%%

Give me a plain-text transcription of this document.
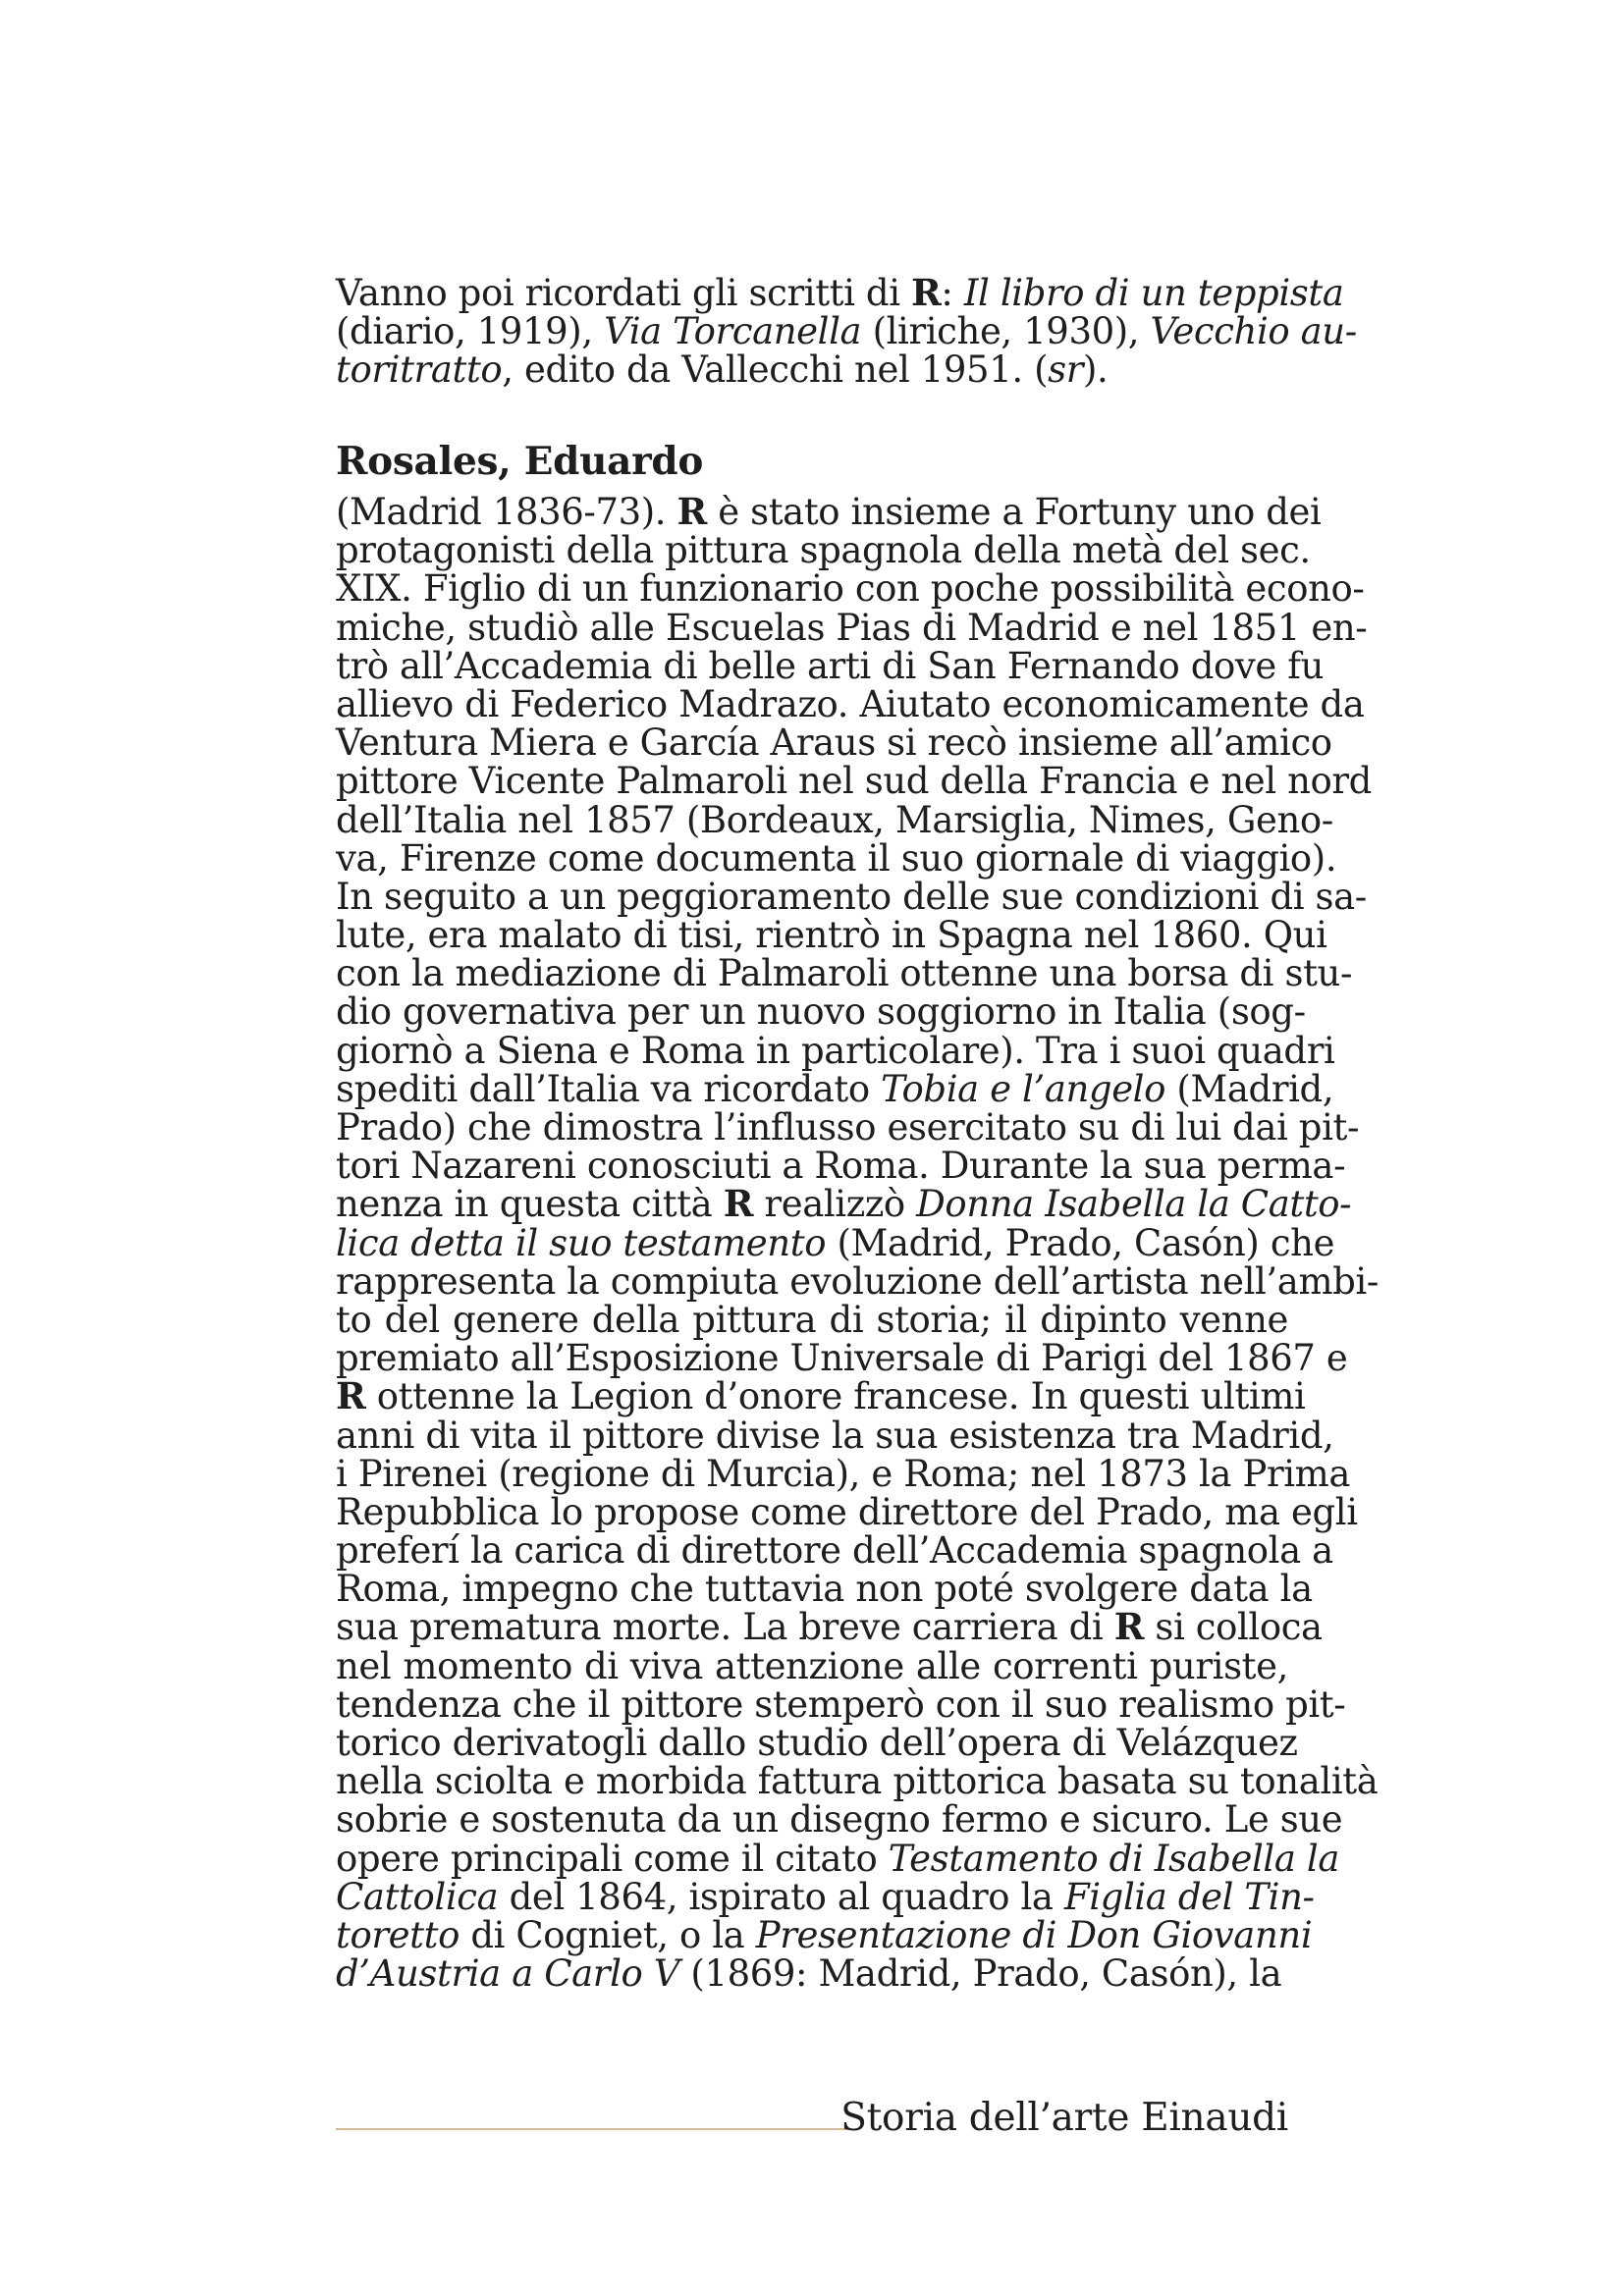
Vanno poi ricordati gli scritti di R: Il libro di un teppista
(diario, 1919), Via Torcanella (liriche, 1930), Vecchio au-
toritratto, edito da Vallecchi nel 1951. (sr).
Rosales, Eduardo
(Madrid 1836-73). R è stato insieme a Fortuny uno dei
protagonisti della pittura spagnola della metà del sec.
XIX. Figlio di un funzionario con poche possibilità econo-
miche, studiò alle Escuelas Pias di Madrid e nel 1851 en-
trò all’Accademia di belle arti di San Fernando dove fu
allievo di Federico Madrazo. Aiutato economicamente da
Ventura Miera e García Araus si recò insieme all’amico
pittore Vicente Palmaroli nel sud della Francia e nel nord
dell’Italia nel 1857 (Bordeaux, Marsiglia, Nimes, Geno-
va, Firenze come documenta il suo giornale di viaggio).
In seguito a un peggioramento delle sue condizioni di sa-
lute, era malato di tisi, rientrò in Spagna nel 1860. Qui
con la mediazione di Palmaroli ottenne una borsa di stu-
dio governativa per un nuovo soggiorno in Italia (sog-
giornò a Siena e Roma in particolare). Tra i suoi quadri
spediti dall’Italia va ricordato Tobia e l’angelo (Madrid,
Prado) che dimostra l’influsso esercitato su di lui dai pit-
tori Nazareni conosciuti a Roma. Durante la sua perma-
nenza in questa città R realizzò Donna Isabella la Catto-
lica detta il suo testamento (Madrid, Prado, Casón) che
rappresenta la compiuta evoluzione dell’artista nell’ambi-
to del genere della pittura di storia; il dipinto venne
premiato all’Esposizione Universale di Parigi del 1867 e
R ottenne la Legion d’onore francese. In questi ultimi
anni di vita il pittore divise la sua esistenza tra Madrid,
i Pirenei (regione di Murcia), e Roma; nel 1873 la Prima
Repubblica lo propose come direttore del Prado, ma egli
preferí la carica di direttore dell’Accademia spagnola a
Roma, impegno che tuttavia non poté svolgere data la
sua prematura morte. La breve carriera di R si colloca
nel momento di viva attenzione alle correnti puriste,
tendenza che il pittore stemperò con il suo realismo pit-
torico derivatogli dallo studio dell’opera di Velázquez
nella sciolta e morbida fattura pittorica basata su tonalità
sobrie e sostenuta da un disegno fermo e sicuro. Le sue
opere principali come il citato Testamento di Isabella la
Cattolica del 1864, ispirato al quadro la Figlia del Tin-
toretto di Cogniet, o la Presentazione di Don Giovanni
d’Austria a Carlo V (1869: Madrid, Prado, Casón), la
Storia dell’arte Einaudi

%%
%%

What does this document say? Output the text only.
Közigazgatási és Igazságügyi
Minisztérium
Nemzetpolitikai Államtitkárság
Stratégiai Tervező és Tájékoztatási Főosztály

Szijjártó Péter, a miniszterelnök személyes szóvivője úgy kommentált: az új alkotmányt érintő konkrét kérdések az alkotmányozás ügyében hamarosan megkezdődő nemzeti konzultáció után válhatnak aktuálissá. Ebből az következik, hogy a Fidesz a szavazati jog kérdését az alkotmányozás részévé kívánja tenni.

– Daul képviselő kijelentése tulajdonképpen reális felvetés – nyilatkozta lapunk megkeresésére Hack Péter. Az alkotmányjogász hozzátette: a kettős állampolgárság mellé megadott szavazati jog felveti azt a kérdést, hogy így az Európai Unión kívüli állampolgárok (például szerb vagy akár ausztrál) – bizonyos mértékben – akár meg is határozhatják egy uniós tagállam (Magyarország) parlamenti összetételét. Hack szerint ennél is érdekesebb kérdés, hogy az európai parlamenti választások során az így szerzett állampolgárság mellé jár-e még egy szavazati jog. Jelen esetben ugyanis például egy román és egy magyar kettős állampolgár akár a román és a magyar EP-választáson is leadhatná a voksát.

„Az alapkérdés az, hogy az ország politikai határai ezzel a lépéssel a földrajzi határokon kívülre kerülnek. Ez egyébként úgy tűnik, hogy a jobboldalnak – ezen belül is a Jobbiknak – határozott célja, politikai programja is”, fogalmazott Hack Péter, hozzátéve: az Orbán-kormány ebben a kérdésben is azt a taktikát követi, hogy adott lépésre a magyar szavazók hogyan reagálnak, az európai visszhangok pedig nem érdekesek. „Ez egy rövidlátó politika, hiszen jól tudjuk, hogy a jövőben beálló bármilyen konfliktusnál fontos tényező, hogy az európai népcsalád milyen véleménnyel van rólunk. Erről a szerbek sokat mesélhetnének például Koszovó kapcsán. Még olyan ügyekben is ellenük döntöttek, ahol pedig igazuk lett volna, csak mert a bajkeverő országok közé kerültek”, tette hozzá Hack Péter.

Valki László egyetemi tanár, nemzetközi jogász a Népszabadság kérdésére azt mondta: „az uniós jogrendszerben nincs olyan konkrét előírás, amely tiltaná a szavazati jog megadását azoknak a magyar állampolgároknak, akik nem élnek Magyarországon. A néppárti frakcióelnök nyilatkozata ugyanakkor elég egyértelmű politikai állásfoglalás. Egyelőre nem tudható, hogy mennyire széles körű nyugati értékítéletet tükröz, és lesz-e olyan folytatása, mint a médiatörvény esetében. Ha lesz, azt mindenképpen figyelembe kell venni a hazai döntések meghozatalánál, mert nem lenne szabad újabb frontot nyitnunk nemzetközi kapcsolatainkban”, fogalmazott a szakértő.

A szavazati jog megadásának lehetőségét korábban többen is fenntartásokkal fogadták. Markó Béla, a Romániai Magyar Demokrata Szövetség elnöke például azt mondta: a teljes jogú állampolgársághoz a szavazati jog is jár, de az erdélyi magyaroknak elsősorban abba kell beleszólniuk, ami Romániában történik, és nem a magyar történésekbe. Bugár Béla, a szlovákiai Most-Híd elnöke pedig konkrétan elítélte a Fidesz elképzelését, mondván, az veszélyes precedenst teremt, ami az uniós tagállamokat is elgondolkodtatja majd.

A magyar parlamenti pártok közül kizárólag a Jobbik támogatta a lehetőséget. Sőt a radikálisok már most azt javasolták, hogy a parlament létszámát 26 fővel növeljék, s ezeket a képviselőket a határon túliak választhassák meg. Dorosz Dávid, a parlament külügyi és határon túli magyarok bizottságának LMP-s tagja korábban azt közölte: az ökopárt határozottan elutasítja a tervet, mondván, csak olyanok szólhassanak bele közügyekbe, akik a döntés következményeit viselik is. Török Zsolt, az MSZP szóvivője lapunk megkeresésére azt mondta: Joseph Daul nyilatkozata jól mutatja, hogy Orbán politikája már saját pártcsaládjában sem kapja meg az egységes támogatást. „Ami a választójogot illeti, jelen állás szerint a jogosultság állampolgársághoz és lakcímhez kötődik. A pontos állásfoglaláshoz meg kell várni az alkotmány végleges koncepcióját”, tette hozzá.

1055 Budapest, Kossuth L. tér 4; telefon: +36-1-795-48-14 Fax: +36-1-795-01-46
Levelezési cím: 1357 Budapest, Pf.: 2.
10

%%
%%

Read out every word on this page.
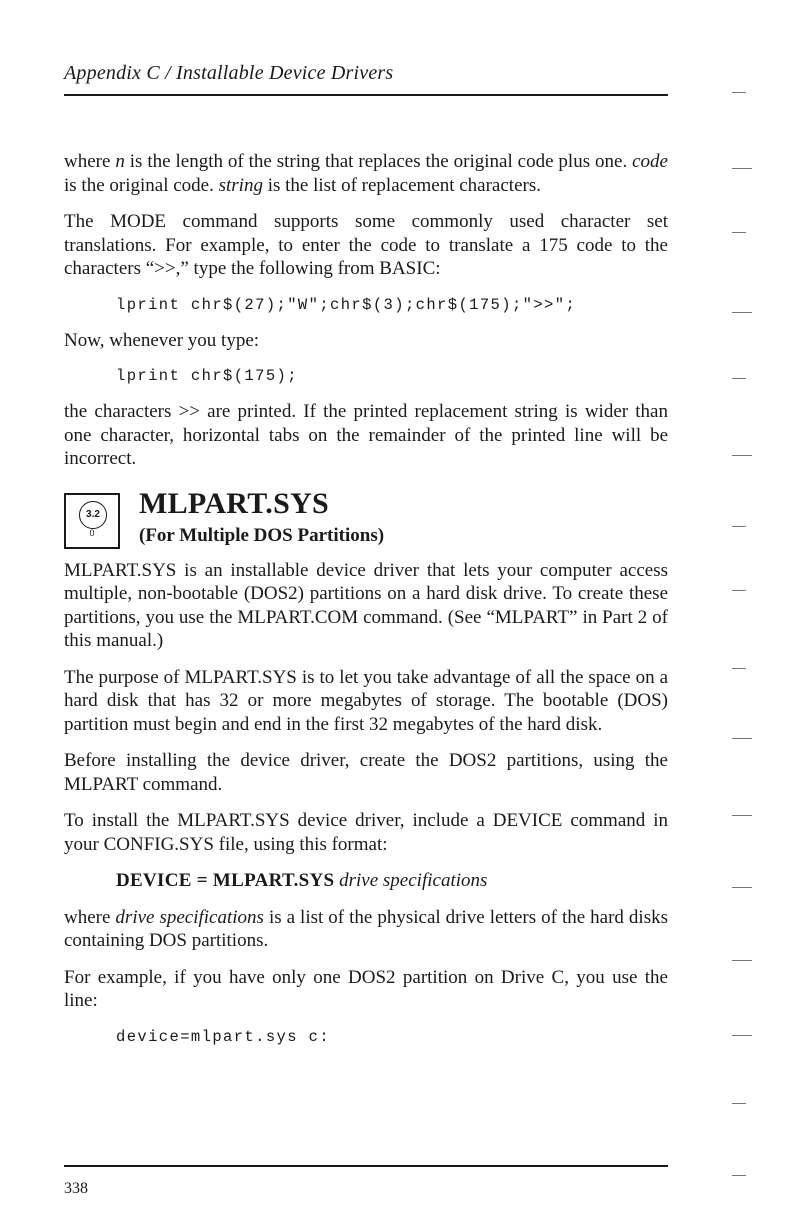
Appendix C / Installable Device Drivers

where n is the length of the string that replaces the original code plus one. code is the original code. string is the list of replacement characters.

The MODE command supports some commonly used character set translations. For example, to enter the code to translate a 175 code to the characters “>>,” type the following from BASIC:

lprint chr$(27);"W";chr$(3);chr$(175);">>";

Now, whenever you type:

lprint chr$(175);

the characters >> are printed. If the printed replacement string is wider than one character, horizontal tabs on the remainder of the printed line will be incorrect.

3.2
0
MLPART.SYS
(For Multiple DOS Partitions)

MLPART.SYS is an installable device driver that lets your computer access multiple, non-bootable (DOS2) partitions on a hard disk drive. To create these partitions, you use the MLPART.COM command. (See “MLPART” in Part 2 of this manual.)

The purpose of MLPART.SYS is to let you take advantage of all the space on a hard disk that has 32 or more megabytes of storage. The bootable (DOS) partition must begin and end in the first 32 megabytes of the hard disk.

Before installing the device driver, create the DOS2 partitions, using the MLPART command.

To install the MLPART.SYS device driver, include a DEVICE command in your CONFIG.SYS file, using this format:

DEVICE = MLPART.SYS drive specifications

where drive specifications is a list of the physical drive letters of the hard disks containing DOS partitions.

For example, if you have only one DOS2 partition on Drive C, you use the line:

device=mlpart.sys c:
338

%%

◆ **Goal**: Report all lines of the material that contain the word "Budapest".

◆ **Expected answer**:
1055 Budapest, Kossuth L. tér 4; telefon: +36-1-795-48-14 Fax: +36-1-795-01-46
Levelezési cím: 1357 Budapest, Pf.: 2.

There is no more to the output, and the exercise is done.